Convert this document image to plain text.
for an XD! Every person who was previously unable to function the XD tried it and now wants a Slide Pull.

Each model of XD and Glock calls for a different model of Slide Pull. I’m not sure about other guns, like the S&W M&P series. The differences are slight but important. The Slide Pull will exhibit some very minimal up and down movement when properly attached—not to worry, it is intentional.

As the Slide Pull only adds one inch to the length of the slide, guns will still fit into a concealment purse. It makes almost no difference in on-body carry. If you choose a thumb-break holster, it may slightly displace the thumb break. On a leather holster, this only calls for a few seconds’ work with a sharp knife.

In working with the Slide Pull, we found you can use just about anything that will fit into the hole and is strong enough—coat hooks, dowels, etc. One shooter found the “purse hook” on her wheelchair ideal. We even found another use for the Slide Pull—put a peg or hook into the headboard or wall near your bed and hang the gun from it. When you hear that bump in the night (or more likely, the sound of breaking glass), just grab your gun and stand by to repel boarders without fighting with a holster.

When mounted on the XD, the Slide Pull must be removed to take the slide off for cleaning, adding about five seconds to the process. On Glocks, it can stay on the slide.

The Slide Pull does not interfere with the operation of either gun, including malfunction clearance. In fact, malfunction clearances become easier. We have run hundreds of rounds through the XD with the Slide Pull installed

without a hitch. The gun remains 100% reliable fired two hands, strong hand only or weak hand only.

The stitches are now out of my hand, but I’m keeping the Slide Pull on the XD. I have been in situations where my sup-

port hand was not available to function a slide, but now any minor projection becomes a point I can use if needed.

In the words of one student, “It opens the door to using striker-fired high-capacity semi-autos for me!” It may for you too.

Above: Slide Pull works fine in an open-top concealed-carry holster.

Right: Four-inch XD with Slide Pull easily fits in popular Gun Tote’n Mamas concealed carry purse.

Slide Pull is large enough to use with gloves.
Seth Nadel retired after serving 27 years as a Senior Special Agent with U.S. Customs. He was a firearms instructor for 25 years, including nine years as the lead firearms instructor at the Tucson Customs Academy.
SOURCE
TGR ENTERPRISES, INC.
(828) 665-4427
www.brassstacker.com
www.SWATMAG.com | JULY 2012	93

============

Problem to solve → Your task is to reproduce all of the records exactly.

Written answer →
Convert this document image to plain text.
for an XD! Every person who was previously unable to function the XD tried it and now wants a Slide Pull.

Each model of XD and Glock calls for a different model of Slide Pull. I’m not sure about other guns, like the S&W M&P series. The differences are slight but important. The Slide Pull will exhibit some very minimal up and down movement when properly attached—not to worry, it is intentional.

As the Slide Pull only adds one inch to the length of the slide, guns will still fit into a concealment purse. It makes almost no difference in on-body carry. If you choose a thumb-break holster, it may slightly displace the thumb break. On a leather holster, this only calls for a few seconds’ work with a sharp knife.

In working with the Slide Pull, we found you can use just about anything that will fit into the hole and is strong enough—coat hooks, dowels, etc. One shooter found the “purse hook” on her wheelchair ideal. We even found another use for the Slide Pull—put a peg or hook into the headboard or wall near your bed and hang the gun from it. When you hear that bump in the night (or more likely, the sound of breaking glass), just grab your gun and stand by to repel boarders without fighting with a holster.

When mounted on the XD, the Slide Pull must be removed to take the slide off for cleaning, adding about five seconds to the process. On Glocks, it can stay on the slide.

The Slide Pull does not interfere with the operation of either gun, including malfunction clearance. In fact, malfunction clearances become easier. We have run hundreds of rounds through the XD with the Slide Pull installed

without a hitch. The gun remains 100% reliable fired two hands, strong hand only or weak hand only.

The stitches are now out of my hand, but I’m keeping the Slide Pull on the XD. I have been in situations where my sup-

port hand was not available to function a slide, but now any minor projection becomes a point I can use if needed.

In the words of one student, “It opens the door to using striker-fired high-capacity semi-autos for me!” It may for you too.

Above: Slide Pull works fine in an open-top concealed-carry holster.

Right: Four-inch XD with Slide Pull easily fits in popular Gun Tote’n Mamas concealed carry purse.

Slide Pull is large enough to use with gloves.
Seth Nadel retired after serving 27 years as a Senior Special Agent with U.S. Customs. He was a firearms instructor for 25 years, including nine years as the lead firearms instructor at the Tucson Customs Academy.
SOURCE
TGR ENTERPRISES, INC.
(828) 665-4427
www.brassstacker.com
www.SWATMAG.com | JULY 2012	93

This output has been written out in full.